### The problem
Repeat the listing below in full, exactly as it stands.

### Material shown
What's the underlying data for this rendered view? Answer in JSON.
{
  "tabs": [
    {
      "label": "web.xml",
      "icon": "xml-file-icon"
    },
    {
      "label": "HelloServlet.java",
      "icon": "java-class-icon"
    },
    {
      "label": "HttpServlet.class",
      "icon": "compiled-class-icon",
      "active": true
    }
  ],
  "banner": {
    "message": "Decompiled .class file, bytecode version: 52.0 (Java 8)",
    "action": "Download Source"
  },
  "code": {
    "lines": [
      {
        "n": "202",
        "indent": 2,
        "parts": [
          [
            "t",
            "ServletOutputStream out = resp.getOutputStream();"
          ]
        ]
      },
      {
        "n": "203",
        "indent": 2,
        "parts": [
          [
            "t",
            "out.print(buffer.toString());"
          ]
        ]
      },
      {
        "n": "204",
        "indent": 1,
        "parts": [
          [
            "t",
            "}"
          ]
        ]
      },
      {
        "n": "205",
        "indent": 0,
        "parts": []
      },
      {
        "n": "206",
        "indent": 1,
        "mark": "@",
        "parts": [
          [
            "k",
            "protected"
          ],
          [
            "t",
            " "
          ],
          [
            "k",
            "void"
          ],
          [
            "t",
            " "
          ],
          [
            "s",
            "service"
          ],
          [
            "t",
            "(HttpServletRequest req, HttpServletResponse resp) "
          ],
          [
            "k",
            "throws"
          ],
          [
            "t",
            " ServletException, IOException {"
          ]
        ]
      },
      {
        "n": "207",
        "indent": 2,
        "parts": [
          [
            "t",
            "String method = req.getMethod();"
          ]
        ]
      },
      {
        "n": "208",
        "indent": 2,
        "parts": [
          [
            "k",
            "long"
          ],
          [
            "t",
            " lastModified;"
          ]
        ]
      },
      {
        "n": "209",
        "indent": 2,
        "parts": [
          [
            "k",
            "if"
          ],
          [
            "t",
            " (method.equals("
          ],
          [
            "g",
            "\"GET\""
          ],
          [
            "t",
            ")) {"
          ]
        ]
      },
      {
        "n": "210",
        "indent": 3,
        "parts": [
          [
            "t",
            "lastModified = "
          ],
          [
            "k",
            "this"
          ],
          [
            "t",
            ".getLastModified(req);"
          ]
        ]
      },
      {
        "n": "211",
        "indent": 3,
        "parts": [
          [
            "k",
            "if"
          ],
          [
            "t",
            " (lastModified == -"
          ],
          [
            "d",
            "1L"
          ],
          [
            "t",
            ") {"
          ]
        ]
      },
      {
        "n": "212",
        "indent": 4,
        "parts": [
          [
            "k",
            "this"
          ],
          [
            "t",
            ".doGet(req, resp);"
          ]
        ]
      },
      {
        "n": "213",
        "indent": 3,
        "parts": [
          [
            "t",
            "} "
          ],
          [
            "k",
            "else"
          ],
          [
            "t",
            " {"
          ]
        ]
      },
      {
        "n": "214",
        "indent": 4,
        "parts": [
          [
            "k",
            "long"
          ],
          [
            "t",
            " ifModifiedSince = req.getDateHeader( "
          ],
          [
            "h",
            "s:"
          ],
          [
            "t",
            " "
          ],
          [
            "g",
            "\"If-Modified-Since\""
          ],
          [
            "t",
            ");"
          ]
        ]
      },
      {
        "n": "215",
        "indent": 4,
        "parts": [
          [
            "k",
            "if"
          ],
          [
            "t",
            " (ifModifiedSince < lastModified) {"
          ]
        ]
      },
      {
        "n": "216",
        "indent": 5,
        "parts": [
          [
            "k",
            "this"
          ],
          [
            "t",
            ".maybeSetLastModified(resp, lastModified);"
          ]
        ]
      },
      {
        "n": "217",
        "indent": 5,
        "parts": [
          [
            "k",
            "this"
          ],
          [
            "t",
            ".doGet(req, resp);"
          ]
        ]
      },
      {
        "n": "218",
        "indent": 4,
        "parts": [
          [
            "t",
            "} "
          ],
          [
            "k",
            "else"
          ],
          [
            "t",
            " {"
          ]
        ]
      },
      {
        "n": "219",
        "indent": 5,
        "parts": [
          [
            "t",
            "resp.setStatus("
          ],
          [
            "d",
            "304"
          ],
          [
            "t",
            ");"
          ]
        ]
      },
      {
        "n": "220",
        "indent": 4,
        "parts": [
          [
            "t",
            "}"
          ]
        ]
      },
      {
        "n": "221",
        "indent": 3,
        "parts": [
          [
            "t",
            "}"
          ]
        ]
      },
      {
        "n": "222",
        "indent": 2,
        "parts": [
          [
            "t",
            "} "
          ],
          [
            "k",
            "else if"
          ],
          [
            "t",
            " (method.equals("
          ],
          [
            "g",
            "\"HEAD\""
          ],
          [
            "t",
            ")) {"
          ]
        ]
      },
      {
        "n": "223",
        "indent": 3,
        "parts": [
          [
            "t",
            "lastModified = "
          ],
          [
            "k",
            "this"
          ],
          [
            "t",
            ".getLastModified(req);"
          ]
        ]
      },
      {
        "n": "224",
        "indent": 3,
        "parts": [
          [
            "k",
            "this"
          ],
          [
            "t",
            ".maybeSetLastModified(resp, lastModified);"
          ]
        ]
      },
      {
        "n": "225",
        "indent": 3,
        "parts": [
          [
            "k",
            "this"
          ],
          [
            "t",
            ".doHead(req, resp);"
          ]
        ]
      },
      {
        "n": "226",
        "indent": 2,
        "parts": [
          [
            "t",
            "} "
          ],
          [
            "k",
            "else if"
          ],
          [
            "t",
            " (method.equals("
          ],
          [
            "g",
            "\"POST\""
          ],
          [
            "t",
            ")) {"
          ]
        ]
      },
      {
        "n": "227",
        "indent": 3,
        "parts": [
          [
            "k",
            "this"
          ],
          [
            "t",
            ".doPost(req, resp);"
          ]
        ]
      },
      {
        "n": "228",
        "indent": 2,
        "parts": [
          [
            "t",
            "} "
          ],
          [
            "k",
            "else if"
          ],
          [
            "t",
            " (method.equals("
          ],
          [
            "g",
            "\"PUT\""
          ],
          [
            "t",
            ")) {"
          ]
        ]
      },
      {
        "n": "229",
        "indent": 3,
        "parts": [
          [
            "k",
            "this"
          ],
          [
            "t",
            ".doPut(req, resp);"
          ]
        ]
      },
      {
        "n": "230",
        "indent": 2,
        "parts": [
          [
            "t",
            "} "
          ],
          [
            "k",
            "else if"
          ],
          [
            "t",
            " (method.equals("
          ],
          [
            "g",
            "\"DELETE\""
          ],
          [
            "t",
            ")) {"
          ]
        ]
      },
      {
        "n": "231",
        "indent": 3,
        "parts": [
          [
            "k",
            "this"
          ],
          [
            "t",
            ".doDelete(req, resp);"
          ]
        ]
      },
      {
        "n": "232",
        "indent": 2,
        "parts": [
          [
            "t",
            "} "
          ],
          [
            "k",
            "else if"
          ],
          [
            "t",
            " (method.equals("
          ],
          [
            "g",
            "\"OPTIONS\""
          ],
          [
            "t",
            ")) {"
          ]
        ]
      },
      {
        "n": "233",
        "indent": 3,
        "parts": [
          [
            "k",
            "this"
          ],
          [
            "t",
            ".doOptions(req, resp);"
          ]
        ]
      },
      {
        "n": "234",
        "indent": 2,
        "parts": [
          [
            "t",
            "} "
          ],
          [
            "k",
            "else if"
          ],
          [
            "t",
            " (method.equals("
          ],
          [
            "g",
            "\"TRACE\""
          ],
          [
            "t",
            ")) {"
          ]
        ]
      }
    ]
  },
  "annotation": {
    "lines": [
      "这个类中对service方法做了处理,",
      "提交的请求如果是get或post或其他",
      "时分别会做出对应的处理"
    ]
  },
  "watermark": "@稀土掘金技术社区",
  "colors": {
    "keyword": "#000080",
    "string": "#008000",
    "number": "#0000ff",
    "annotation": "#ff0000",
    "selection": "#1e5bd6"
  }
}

### Response to this task
What's the underlying data for this rendered view? Answer in JSON.
{
  "tabs": [
    {
      "label": "web.xml",
      "icon": "xml-file-icon"
    },
    {
      "label": "HelloServlet.java",
      "icon": "java-class-icon"
    },
    {
      "label": "HttpServlet.class",
      "icon": "compiled-class-icon",
      "active": true
    }
  ],
  "banner": {
    "message": "Decompiled .class file, bytecode version: 52.0 (Java 8)",
    "action": "Download Source"
  },
  "code": {
    "lines": [
      {
        "n": "202",
        "indent": 2,
        "parts": [
          [
            "t",
            "ServletOutputStream out = resp.getOutputStream();"
          ]
        ]
      },
      {
        "n": "203",
        "indent": 2,
        "parts": [
          [
            "t",
            "out.print(buffer.toString());"
          ]
        ]
      },
      {
        "n": "204",
        "indent": 1,
        "parts": [
          [
            "t",
            "}"
          ]
        ]
      },
      {
        "n": "205",
        "indent": 0,
        "parts": []
      },
      {
        "n": "206",
        "indent": 1,
        "mark": "@",
        "parts": [
          [
            "k",
            "protected"
          ],
          [
            "t",
            " "
          ],
          [
            "k",
            "void"
          ],
          [
            "t",
            " "
          ],
          [
            "s",
            "service"
          ],
          [
            "t",
            "(HttpServletRequest req, HttpServletResponse resp) "
          ],
          [
            "k",
            "throws"
          ],
          [
            "t",
            " ServletException, IOException {"
          ]
        ]
      },
      {
        "n": "207",
        "indent": 2,
        "parts": [
          [
            "t",
            "String method = req.getMethod();"
          ]
        ]
      },
      {
        "n": "208",
        "indent": 2,
        "parts": [
          [
            "k",
            "long"
          ],
          [
            "t",
            " lastModified;"
          ]
        ]
      },
      {
        "n": "209",
        "indent": 2,
        "parts": [
          [
            "k",
            "if"
          ],
          [
            "t",
            " (method.equals("
          ],
          [
            "g",
            "\"GET\""
          ],
          [
            "t",
            ")) {"
          ]
        ]
      },
      {
        "n": "210",
        "indent": 3,
        "parts": [
          [
            "t",
            "lastModified = "
          ],
          [
            "k",
            "this"
          ],
          [
            "t",
            ".getLastModified(req);"
          ]
        ]
      },
      {
        "n": "211",
        "indent": 3,
        "parts": [
          [
            "k",
            "if"
          ],
          [
            "t",
            " (lastModified == -"
          ],
          [
            "d",
            "1L"
          ],
          [
            "t",
            ") {"
          ]
        ]
      },
      {
        "n": "212",
        "indent": 4,
        "parts": [
          [
            "k",
            "this"
          ],
          [
            "t",
            ".doGet(req, resp);"
          ]
        ]
      },
      {
        "n": "213",
        "indent": 3,
        "parts": [
          [
            "t",
            "} "
          ],
          [
            "k",
            "else"
          ],
          [
            "t",
            " {"
          ]
        ]
      },
      {
        "n": "214",
        "indent": 4,
        "parts": [
          [
            "k",
            "long"
          ],
          [
            "t",
            " ifModifiedSince = req.getDateHeader( "
          ],
          [
            "h",
            "s:"
          ],
          [
            "t",
            " "
          ],
          [
            "g",
            "\"If-Modified-Since\""
          ],
          [
            "t",
            ");"
          ]
        ]
      },
      {
        "n": "215",
        "indent": 4,
        "parts": [
          [
            "k",
            "if"
          ],
          [
            "t",
            " (ifModifiedSince < lastModified) {"
          ]
        ]
      },
      {
        "n": "216",
        "indent": 5,
        "parts": [
          [
            "k",
            "this"
          ],
          [
            "t",
            ".maybeSetLastModified(resp, lastModified);"
          ]
        ]
      },
      {
        "n": "217",
        "indent": 5,
        "parts": [
          [
            "k",
            "this"
          ],
          [
            "t",
            ".doGet(req, resp);"
          ]
        ]
      },
      {
        "n": "218",
        "indent": 4,
        "parts": [
          [
            "t",
            "} "
          ],
          [
            "k",
            "else"
          ],
          [
            "t",
            " {"
          ]
        ]
      },
      {
        "n": "219",
        "indent": 5,
        "parts": [
          [
            "t",
            "resp.setStatus("
          ],
          [
            "d",
            "304"
          ],
          [
            "t",
            ");"
          ]
        ]
      },
      {
        "n": "220",
        "indent": 4,
        "parts": [
          [
            "t",
            "}"
          ]
        ]
      },
      {
        "n": "221",
        "indent": 3,
        "parts": [
          [
            "t",
            "}"
          ]
        ]
      },
      {
        "n": "222",
        "indent": 2,
        "parts": [
          [
            "t",
            "} "
          ],
          [
            "k",
            "else if"
          ],
          [
            "t",
            " (method.equals("
          ],
          [
            "g",
            "\"HEAD\""
          ],
          [
            "t",
            ")) {"
          ]
        ]
      },
      {
        "n": "223",
        "indent": 3,
        "parts": [
          [
            "t",
            "lastModified = "
          ],
          [
            "k",
            "this"
          ],
          [
            "t",
            ".getLastModified(req);"
          ]
        ]
      },
      {
        "n": "224",
        "indent": 3,
        "parts": [
          [
            "k",
            "this"
          ],
          [
            "t",
            ".maybeSetLastModified(resp, lastModified);"
          ]
        ]
      },
      {
        "n": "225",
        "indent": 3,
        "parts": [
          [
            "k",
            "this"
          ],
          [
            "t",
            ".doHead(req, resp);"
          ]
        ]
      },
      {
        "n": "226",
        "indent": 2,
        "parts": [
          [
            "t",
            "} "
          ],
          [
            "k",
            "else if"
          ],
          [
            "t",
            " (method.equals("
          ],
          [
            "g",
            "\"POST\""
          ],
          [
            "t",
            ")) {"
          ]
        ]
      },
      {
        "n": "227",
        "indent": 3,
        "parts": [
          [
            "k",
            "this"
          ],
          [
            "t",
            ".doPost(req, resp);"
          ]
        ]
      },
      {
        "n": "228",
        "indent": 2,
        "parts": [
          [
            "t",
            "} "
          ],
          [
            "k",
            "else if"
          ],
          [
            "t",
            " (method.equals("
          ],
          [
            "g",
            "\"PUT\""
          ],
          [
            "t",
            ")) {"
          ]
        ]
      },
      {
        "n": "229",
        "indent": 3,
        "parts": [
          [
            "k",
            "this"
          ],
          [
            "t",
            ".doPut(req, resp);"
          ]
        ]
      },
      {
        "n": "230",
        "indent": 2,
        "parts": [
          [
            "t",
            "} "
          ],
          [
            "k",
            "else if"
          ],
          [
            "t",
            " (method.equals("
          ],
          [
            "g",
            "\"DELETE\""
          ],
          [
            "t",
            ")) {"
          ]
        ]
      },
      {
        "n": "231",
        "indent": 3,
        "parts": [
          [
            "k",
            "this"
          ],
          [
            "t",
            ".doDelete(req, resp);"
          ]
        ]
      },
      {
        "n": "232",
        "indent": 2,
        "parts": [
          [
            "t",
            "} "
          ],
          [
            "k",
            "else if"
          ],
          [
            "t",
            " (method.equals("
          ],
          [
            "g",
            "\"OPTIONS\""
          ],
          [
            "t",
            ")) {"
          ]
        ]
      },
      {
        "n": "233",
        "indent": 3,
        "parts": [
          [
            "k",
            "this"
          ],
          [
            "t",
            ".doOptions(req, resp);"
          ]
        ]
      },
      {
        "n": "234",
        "indent": 2,
        "parts": [
          [
            "t",
            "} "
          ],
          [
            "k",
            "else if"
          ],
          [
            "t",
            " (method.equals("
          ],
          [
            "g",
            "\"TRACE\""
          ],
          [
            "t",
            ")) {"
          ]
        ]
      }
    ]
  },
  "annotation": {
    "lines": [
      "这个类中对service方法做了处理,",
      "提交的请求如果是get或post或其他",
      "时分别会做出对应的处理"
    ]
  },
  "watermark": "@稀土掘金技术社区",
  "colors": {
    "keyword": "#000080",
    "string": "#008000",
    "number": "#0000ff",
    "annotation": "#ff0000",
    "selection": "#1e5bd6"
  }
}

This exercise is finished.